━━━━━ RAW RECORDS ━━━━━

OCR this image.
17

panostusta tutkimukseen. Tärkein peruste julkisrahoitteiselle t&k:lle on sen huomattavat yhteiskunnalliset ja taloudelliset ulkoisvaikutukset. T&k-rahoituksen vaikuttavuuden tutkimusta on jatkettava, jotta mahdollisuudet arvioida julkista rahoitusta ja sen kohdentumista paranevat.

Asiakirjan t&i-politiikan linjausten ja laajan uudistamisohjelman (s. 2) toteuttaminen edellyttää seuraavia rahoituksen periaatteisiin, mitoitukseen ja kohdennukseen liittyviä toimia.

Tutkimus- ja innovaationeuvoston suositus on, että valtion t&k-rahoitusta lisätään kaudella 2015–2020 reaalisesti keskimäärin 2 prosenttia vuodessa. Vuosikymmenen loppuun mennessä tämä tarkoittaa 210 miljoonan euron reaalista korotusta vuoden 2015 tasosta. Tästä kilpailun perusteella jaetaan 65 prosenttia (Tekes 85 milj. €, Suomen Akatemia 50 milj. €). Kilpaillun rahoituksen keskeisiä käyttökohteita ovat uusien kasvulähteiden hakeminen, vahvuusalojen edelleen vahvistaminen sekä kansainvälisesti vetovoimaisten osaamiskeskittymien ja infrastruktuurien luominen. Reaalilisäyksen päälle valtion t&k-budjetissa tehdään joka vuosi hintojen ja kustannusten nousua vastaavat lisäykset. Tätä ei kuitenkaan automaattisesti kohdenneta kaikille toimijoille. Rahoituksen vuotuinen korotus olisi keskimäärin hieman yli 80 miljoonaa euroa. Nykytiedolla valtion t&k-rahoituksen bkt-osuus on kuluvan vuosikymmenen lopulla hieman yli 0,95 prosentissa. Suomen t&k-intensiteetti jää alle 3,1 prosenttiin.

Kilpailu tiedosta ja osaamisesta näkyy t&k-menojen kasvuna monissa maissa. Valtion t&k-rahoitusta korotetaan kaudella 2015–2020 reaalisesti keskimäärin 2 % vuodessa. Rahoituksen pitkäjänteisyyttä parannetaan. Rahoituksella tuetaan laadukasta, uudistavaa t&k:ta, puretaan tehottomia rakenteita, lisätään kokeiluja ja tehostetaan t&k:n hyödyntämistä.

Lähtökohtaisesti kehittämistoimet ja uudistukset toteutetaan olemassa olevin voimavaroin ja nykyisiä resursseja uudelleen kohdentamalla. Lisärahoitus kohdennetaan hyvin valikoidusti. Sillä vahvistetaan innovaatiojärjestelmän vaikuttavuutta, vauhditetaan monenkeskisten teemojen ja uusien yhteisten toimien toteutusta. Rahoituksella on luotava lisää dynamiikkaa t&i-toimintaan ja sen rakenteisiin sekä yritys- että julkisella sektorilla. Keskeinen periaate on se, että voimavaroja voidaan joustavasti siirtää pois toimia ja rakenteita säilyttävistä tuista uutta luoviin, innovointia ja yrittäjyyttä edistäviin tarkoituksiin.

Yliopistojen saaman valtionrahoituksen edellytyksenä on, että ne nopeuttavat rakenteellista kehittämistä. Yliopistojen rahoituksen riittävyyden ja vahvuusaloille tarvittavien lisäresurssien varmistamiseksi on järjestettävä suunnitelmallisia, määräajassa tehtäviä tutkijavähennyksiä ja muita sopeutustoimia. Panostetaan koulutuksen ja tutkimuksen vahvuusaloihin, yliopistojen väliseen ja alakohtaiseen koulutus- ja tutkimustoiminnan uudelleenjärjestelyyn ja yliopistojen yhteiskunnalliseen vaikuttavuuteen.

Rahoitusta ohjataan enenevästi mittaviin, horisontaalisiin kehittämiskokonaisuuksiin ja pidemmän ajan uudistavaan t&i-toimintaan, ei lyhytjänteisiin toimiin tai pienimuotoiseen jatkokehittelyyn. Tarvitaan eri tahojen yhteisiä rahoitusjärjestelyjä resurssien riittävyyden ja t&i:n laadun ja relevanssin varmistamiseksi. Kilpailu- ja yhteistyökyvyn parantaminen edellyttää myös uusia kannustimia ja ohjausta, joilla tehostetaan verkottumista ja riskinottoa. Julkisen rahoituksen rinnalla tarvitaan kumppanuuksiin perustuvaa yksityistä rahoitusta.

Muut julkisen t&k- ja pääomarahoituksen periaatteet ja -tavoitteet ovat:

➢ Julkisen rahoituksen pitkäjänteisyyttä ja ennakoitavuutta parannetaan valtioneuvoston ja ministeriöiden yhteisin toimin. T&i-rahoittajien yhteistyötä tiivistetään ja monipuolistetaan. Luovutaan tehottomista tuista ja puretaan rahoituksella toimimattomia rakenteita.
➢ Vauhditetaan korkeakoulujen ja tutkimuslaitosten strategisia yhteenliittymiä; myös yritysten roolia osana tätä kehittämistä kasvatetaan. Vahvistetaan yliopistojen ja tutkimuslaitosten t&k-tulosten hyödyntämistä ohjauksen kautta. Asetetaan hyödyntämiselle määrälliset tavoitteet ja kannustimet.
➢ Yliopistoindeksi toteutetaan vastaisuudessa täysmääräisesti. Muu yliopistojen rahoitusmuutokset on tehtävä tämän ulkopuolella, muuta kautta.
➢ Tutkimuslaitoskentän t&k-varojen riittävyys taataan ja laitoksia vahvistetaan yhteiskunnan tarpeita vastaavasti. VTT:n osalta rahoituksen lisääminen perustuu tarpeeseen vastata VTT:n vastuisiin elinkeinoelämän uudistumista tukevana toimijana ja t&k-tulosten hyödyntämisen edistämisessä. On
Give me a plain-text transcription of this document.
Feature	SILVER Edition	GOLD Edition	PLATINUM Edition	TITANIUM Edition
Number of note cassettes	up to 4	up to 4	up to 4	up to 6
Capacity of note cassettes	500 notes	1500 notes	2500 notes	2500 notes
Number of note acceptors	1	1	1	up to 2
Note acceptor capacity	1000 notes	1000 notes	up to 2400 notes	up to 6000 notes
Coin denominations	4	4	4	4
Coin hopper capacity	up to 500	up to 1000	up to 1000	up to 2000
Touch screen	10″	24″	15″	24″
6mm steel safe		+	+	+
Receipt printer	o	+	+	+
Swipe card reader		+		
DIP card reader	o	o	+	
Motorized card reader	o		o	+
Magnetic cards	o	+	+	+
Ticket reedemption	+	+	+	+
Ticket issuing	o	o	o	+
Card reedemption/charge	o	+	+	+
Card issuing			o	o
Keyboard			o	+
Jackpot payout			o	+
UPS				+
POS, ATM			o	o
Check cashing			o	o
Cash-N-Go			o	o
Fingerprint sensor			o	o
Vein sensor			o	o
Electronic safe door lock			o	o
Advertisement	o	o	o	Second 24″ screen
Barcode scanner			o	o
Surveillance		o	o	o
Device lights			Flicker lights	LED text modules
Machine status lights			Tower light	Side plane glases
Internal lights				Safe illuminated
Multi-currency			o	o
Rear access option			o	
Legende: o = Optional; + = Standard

━━━━━

- TASK STATEMENT -
Could you quote the material above in full, exactly as it stands?

- PROBLEM SOLUTION -
OCR this image.
17

panostusta tutkimukseen. Tärkein peruste julkisrahoitteiselle t&k:lle on sen huomattavat yhteiskunnalliset ja taloudelliset ulkoisvaikutukset. T&k-rahoituksen vaikuttavuuden tutkimusta on jatkettava, jotta mahdollisuudet arvioida julkista rahoitusta ja sen kohdentumista paranevat.

Asiakirjan t&i-politiikan linjausten ja laajan uudistamisohjelman (s. 2) toteuttaminen edellyttää seuraavia rahoituksen periaatteisiin, mitoitukseen ja kohdennukseen liittyviä toimia.

Tutkimus- ja innovaationeuvoston suositus on, että valtion t&k-rahoitusta lisätään kaudella 2015–2020 reaalisesti keskimäärin 2 prosenttia vuodessa. Vuosikymmenen loppuun mennessä tämä tarkoittaa 210 miljoonan euron reaalista korotusta vuoden 2015 tasosta. Tästä kilpailun perusteella jaetaan 65 prosenttia (Tekes 85 milj. €, Suomen Akatemia 50 milj. €). Kilpaillun rahoituksen keskeisiä käyttökohteita ovat uusien kasvulähteiden hakeminen, vahvuusalojen edelleen vahvistaminen sekä kansainvälisesti vetovoimaisten osaamiskeskittymien ja infrastruktuurien luominen. Reaalilisäyksen päälle valtion t&k-budjetissa tehdään joka vuosi hintojen ja kustannusten nousua vastaavat lisäykset. Tätä ei kuitenkaan automaattisesti kohdenneta kaikille toimijoille. Rahoituksen vuotuinen korotus olisi keskimäärin hieman yli 80 miljoonaa euroa. Nykytiedolla valtion t&k-rahoituksen bkt-osuus on kuluvan vuosikymmenen lopulla hieman yli 0,95 prosentissa. Suomen t&k-intensiteetti jää alle 3,1 prosenttiin.

Kilpailu tiedosta ja osaamisesta näkyy t&k-menojen kasvuna monissa maissa. Valtion t&k-rahoitusta korotetaan kaudella 2015–2020 reaalisesti keskimäärin 2 % vuodessa. Rahoituksen pitkäjänteisyyttä parannetaan. Rahoituksella tuetaan laadukasta, uudistavaa t&k:ta, puretaan tehottomia rakenteita, lisätään kokeiluja ja tehostetaan t&k:n hyödyntämistä.

Lähtökohtaisesti kehittämistoimet ja uudistukset toteutetaan olemassa olevin voimavaroin ja nykyisiä resursseja uudelleen kohdentamalla. Lisärahoitus kohdennetaan hyvin valikoidusti. Sillä vahvistetaan innovaatiojärjestelmän vaikuttavuutta, vauhditetaan monenkeskisten teemojen ja uusien yhteisten toimien toteutusta. Rahoituksella on luotava lisää dynamiikkaa t&i-toimintaan ja sen rakenteisiin sekä yritys- että julkisella sektorilla. Keskeinen periaate on se, että voimavaroja voidaan joustavasti siirtää pois toimia ja rakenteita säilyttävistä tuista uutta luoviin, innovointia ja yrittäjyyttä edistäviin tarkoituksiin.

Yliopistojen saaman valtionrahoituksen edellytyksenä on, että ne nopeuttavat rakenteellista kehittämistä. Yliopistojen rahoituksen riittävyyden ja vahvuusaloille tarvittavien lisäresurssien varmistamiseksi on järjestettävä suunnitelmallisia, määräajassa tehtäviä tutkijavähennyksiä ja muita sopeutustoimia. Panostetaan koulutuksen ja tutkimuksen vahvuusaloihin, yliopistojen väliseen ja alakohtaiseen koulutus- ja tutkimustoiminnan uudelleenjärjestelyyn ja yliopistojen yhteiskunnalliseen vaikuttavuuteen.

Rahoitusta ohjataan enenevästi mittaviin, horisontaalisiin kehittämiskokonaisuuksiin ja pidemmän ajan uudistavaan t&i-toimintaan, ei lyhytjänteisiin toimiin tai pienimuotoiseen jatkokehittelyyn. Tarvitaan eri tahojen yhteisiä rahoitusjärjestelyjä resurssien riittävyyden ja t&i:n laadun ja relevanssin varmistamiseksi. Kilpailu- ja yhteistyökyvyn parantaminen edellyttää myös uusia kannustimia ja ohjausta, joilla tehostetaan verkottumista ja riskinottoa. Julkisen rahoituksen rinnalla tarvitaan kumppanuuksiin perustuvaa yksityistä rahoitusta.

Muut julkisen t&k- ja pääomarahoituksen periaatteet ja -tavoitteet ovat:

➢ Julkisen rahoituksen pitkäjänteisyyttä ja ennakoitavuutta parannetaan valtioneuvoston ja ministeriöiden yhteisin toimin. T&i-rahoittajien yhteistyötä tiivistetään ja monipuolistetaan. Luovutaan tehottomista tuista ja puretaan rahoituksella toimimattomia rakenteita.
➢ Vauhditetaan korkeakoulujen ja tutkimuslaitosten strategisia yhteenliittymiä; myös yritysten roolia osana tätä kehittämistä kasvatetaan. Vahvistetaan yliopistojen ja tutkimuslaitosten t&k-tulosten hyödyntämistä ohjauksen kautta. Asetetaan hyödyntämiselle määrälliset tavoitteet ja kannustimet.
➢ Yliopistoindeksi toteutetaan vastaisuudessa täysmääräisesti. Muu yliopistojen rahoitusmuutokset on tehtävä tämän ulkopuolella, muuta kautta.
➢ Tutkimuslaitoskentän t&k-varojen riittävyys taataan ja laitoksia vahvistetaan yhteiskunnan tarpeita vastaavasti. VTT:n osalta rahoituksen lisääminen perustuu tarpeeseen vastata VTT:n vastuisiin elinkeinoelämän uudistumista tukevana toimijana ja t&k-tulosten hyödyntämisen edistämisessä. On
Give me a plain-text transcription of this document.
Feature	SILVER Edition	GOLD Edition	PLATINUM Edition	TITANIUM Edition
Number of note cassettes	up to 4	up to 4	up to 4	up to 6
Capacity of note cassettes	500 notes	1500 notes	2500 notes	2500 notes
Number of note acceptors	1	1	1	up to 2
Note acceptor capacity	1000 notes	1000 notes	up to 2400 notes	up to 6000 notes
Coin denominations	4	4	4	4
Coin hopper capacity	up to 500	up to 1000	up to 1000	up to 2000
Touch screen	10″	24″	15″	24″
6mm steel safe		+	+	+
Receipt printer	o	+	+	+
Swipe card reader		+		
DIP card reader	o	o	+	
Motorized card reader	o		o	+
Magnetic cards	o	+	+	+
Ticket reedemption	+	+	+	+
Ticket issuing	o	o	o	+
Card reedemption/charge	o	+	+	+
Card issuing			o	o
Keyboard			o	+
Jackpot payout			o	+
UPS				+
POS, ATM			o	o
Check cashing			o	o
Cash-N-Go			o	o
Fingerprint sensor			o	o
Vein sensor			o	o
Electronic safe door lock			o	o
Advertisement	o	o	o	Second 24″ screen
Barcode scanner			o	o
Surveillance		o	o	o
Device lights			Flicker lights	LED text modules
Machine status lights			Tower light	Side plane glases
Internal lights				Safe illuminated
Multi-currency			o	o
Rear access option			o	
Legende: o = Optional; + = Standard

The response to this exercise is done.